-- START DATA EXCERPTS --

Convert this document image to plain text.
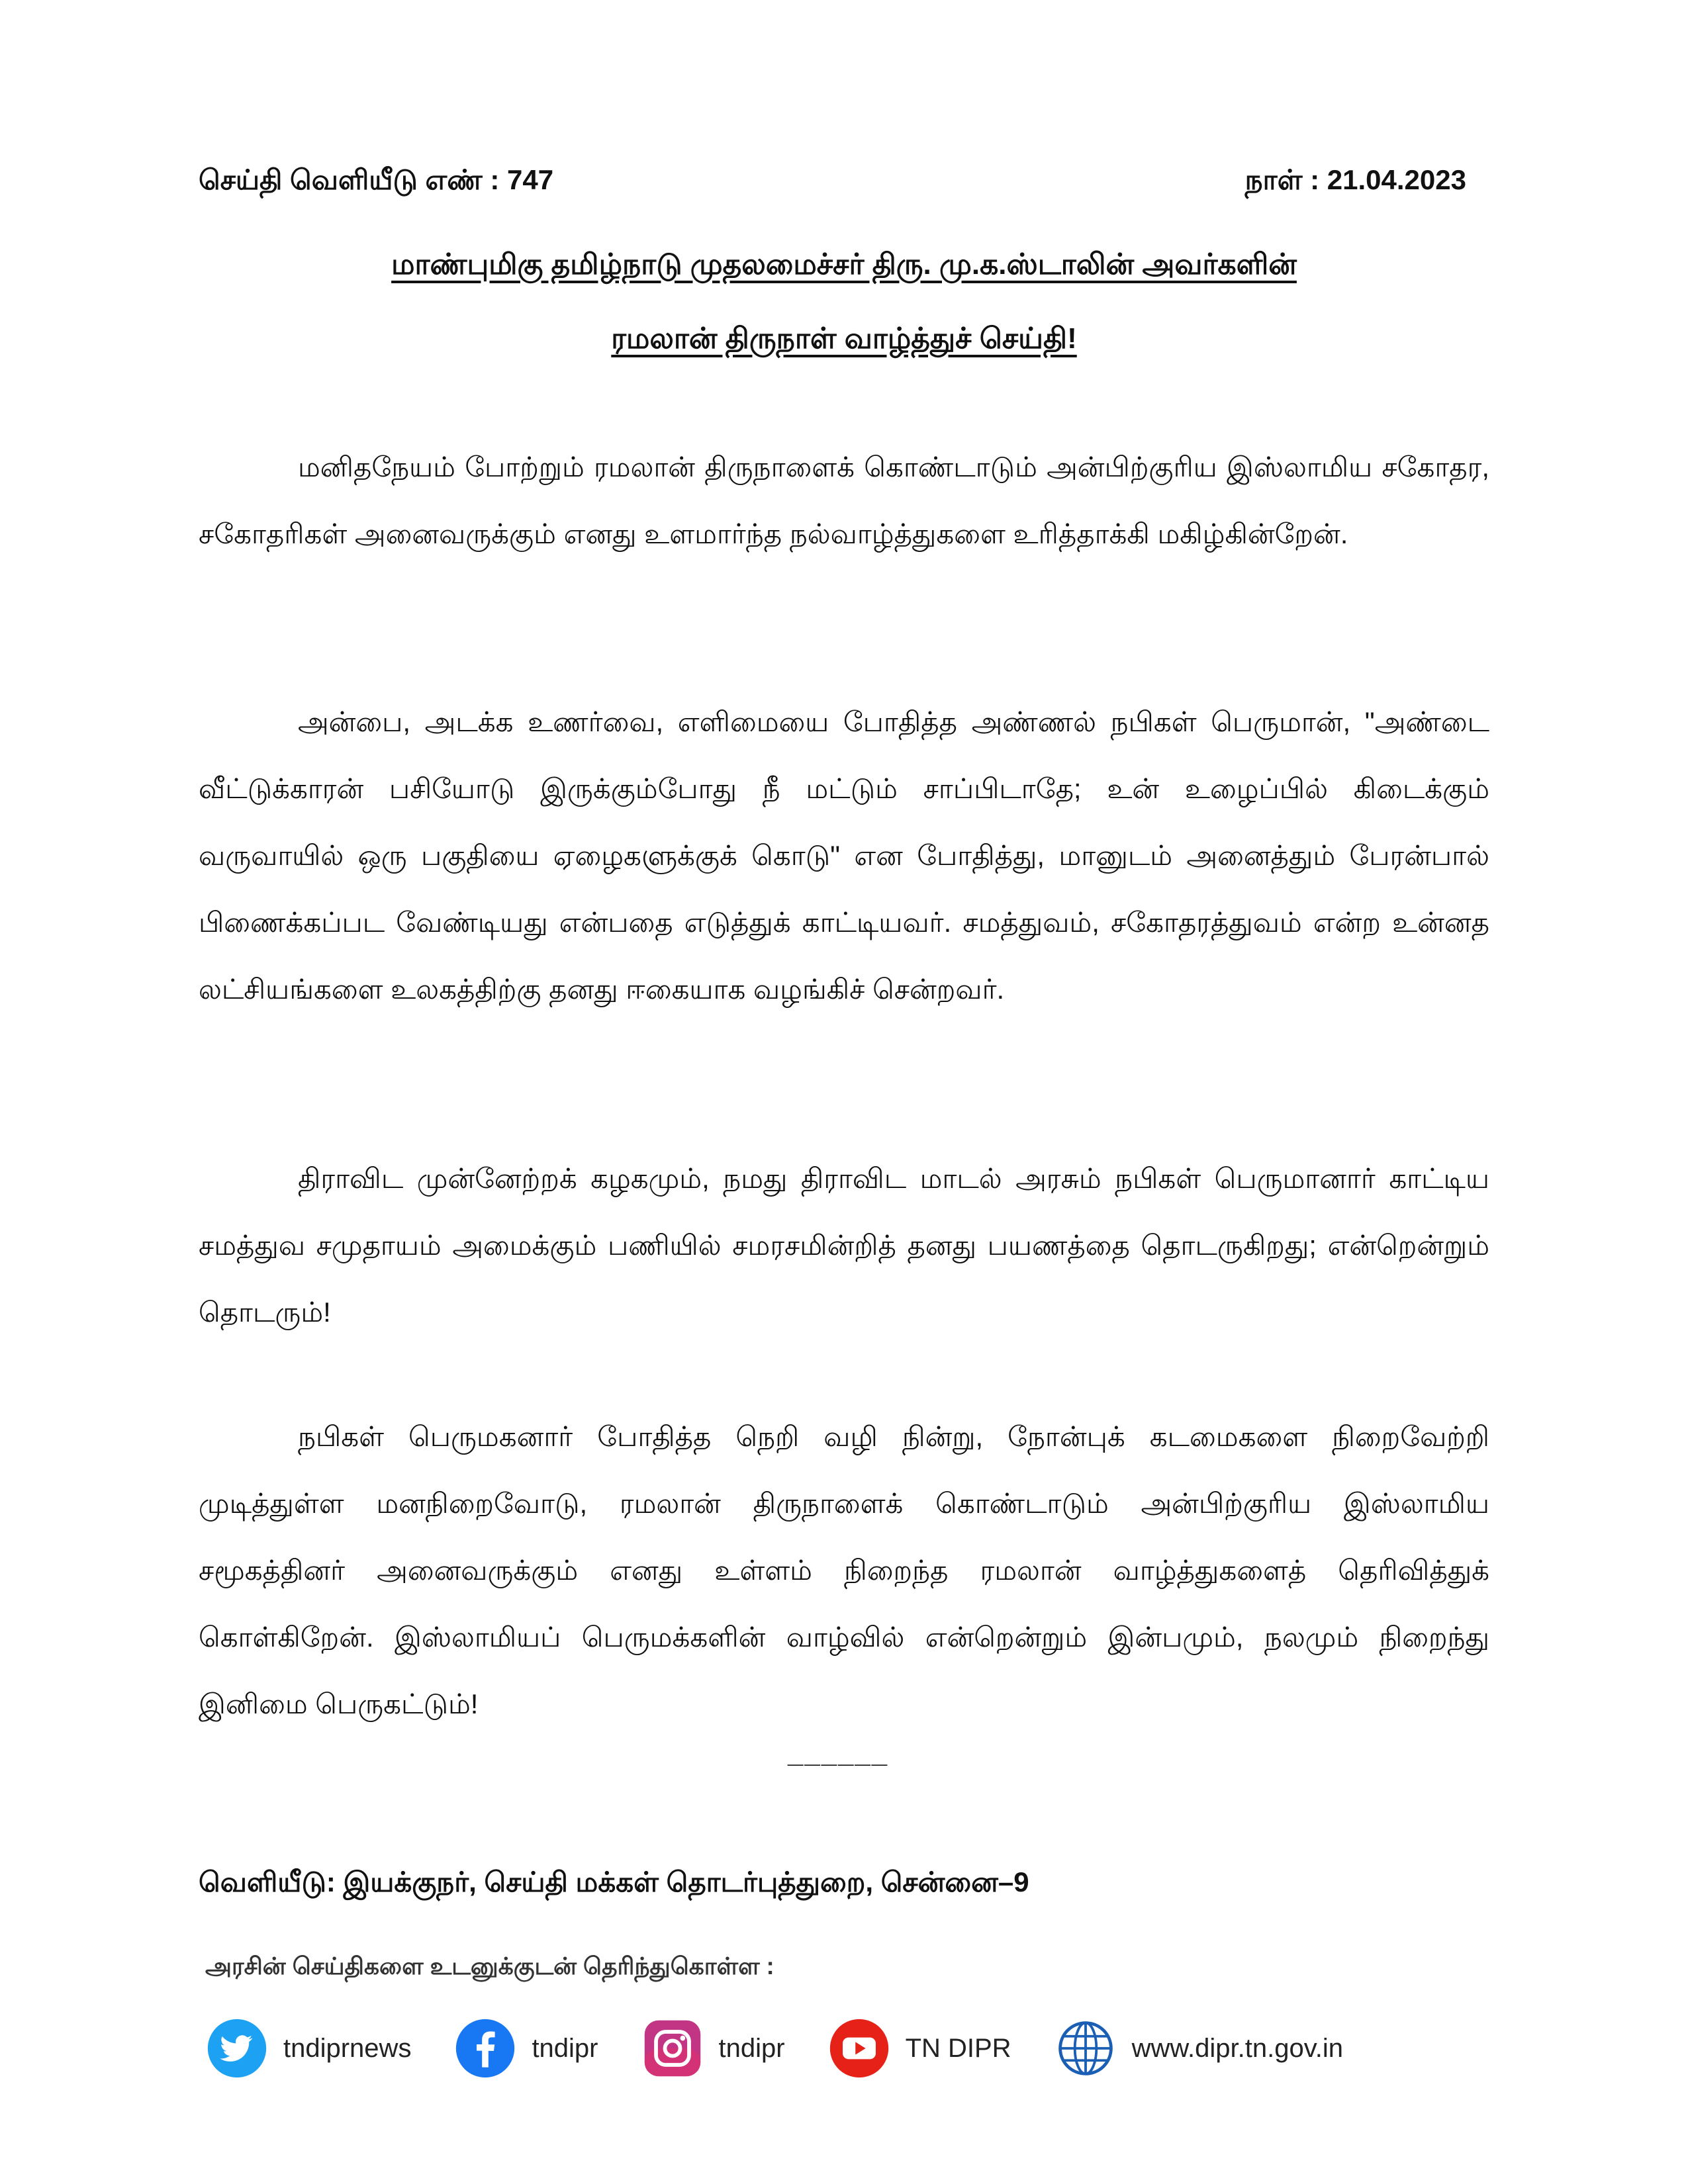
செய்தி வெளியீடு எண் : 747	நாள் : 21.04.2023
மாண்புமிகு தமிழ்நாடு முதலமைச்சர் திரு. மு.க.ஸ்டாலின் அவர்களின்
ரமலான் திருநாள் வாழ்த்துச் செய்தி!

மனிதநேயம் போற்றும் ரமலான் திருநாளைக் கொண்டாடும் அன்பிற்குரிய இஸ்லாமிய சகோதர, சகோதரிகள் அனைவருக்கும் எனது உளமார்ந்த நல்வாழ்த்துகளை உரித்தாக்கி மகிழ்கின்றேன்.

அன்பை, அடக்க உணர்வை, எளிமையை போதித்த அண்ணல் நபிகள் பெருமான், "அண்டை வீட்டுக்காரன் பசியோடு இருக்கும்போது நீ மட்டும் சாப்பிடாதே; உன் உழைப்பில் கிடைக்கும் வருவாயில் ஒரு பகுதியை ஏழைகளுக்குக் கொடு" என போதித்து, மானுடம் அனைத்தும் பேரன்பால் பிணைக்கப்பட வேண்டியது என்பதை எடுத்துக் காட்டியவர். சமத்துவம், சகோதரத்துவம் என்ற உன்னத லட்சியங்களை உலகத்திற்கு தனது ஈகையாக வழங்கிச் சென்றவர்.

திராவிட முன்னேற்றக் கழகமும், நமது திராவிட மாடல் அரசும் நபிகள் பெருமானார் காட்டிய சமத்துவ சமுதாயம் அமைக்கும் பணியில் சமரசமின்றித் தனது பயணத்தை தொடருகிறது; என்றென்றும் தொடரும்!

நபிகள் பெருமகனார் போதித்த நெறி வழி நின்று, நோன்புக் கடமைகளை நிறைவேற்றி முடித்துள்ள மனநிறைவோடு, ரமலான் திருநாளைக் கொண்டாடும் அன்பிற்குரிய இஸ்லாமிய சமூகத்தினர் அனைவருக்கும் எனது உள்ளம் நிறைந்த ரமலான் வாழ்த்துகளைத் தெரிவித்துக் கொள்கிறேன். இஸ்லாமியப் பெருமக்களின் வாழ்வில் என்றென்றும் இன்பமும், நலமும் நிறைந்து இனிமை பெருகட்டும்!

______
வெளியீடு: இயக்குநர், செய்தி மக்கள் தொடர்புத்துறை, சென்னை–9
அரசின் செய்திகளை உடனுக்குடன் தெரிந்துகொள்ள :
tndiprnews	tndipr	tndipr	TN DIPR	www.dipr.tn.gov.in
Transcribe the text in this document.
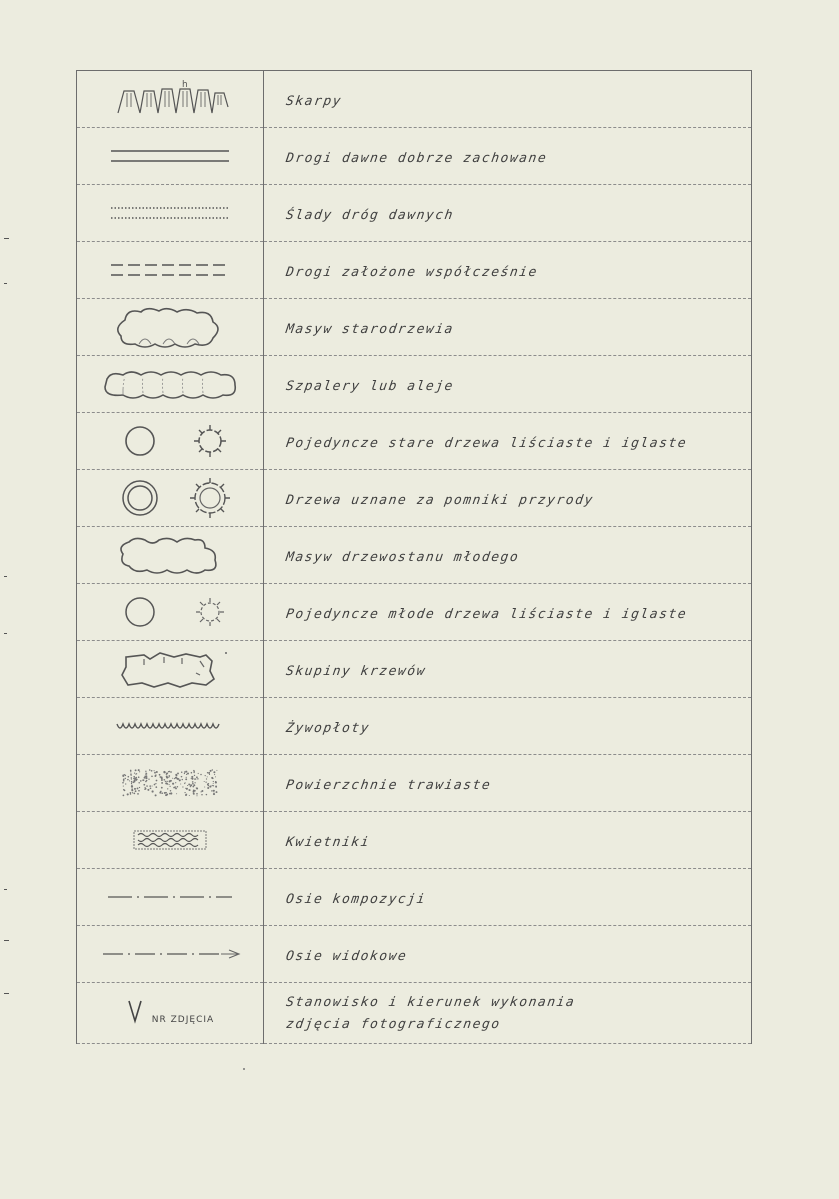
h	Skarpy

	Drogi dawne dobrze zachowane

	Ślady dróg dawnych

	Drogi założone współcześnie

	Masyw starodrzewia

	Szpalery lub aleje

	Pojedyncze stare drzewa liściaste i iglaste

	Drzewa uznane za pomniki przyrody

	Masyw drzewostanu młodego

	Pojedyncze młode drzewa liściaste i iglaste

	Skupiny krzewów

	Żywopłoty

	Powierzchnie trawiaste

	Kwietniki

	Osie kompozycji

	Osie widokowe

NR ZDJĘCIA	Stanowisko i kierunek wykonania
zdjęcia fotograficznego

-- END DATA EXCERPTS --

# BRIEF:
Which lines contain the word "iglaste"? Copy each one.

# ANSWER TO THE EXERCISE:
	Pojedyncze stare drzewa liściaste i iglaste
	Pojedyncze młode drzewa liściaste i iglaste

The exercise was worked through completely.